Prompt —
Give the count of lines containing the string "this", with no other output.

BEGIN

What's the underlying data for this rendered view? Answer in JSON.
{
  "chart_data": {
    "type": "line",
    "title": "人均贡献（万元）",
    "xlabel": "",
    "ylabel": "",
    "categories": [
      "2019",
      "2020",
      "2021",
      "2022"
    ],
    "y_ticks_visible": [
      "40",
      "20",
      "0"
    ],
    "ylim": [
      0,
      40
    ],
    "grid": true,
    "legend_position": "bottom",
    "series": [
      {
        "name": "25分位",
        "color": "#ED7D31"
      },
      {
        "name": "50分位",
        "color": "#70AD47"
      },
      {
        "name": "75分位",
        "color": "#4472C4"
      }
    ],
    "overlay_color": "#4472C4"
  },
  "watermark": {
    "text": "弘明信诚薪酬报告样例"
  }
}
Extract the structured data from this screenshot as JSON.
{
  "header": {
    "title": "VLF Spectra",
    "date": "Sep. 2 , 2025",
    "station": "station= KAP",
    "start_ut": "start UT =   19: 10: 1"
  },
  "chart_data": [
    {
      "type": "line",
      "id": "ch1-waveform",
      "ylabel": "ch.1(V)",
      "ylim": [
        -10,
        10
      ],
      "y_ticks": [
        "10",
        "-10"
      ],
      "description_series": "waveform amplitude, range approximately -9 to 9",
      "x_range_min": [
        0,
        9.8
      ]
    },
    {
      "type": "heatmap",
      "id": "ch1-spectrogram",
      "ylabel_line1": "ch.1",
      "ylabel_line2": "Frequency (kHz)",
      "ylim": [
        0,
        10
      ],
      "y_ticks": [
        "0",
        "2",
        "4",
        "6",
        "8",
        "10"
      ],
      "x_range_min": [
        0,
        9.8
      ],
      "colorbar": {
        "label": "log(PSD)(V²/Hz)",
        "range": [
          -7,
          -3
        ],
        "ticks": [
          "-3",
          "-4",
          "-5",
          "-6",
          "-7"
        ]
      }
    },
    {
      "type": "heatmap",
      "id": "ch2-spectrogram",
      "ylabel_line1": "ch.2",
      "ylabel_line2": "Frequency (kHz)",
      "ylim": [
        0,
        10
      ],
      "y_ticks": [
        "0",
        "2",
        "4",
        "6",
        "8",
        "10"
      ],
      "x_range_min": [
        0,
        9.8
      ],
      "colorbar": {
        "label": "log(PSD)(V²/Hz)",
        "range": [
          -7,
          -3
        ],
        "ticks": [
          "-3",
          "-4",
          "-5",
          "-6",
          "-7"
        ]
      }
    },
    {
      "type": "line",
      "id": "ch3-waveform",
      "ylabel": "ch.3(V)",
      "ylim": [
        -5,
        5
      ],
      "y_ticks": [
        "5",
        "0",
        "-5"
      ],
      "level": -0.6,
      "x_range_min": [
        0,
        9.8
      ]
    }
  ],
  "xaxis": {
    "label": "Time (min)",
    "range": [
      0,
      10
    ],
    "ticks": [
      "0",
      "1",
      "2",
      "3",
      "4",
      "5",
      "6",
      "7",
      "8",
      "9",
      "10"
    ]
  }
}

END

Reply —
2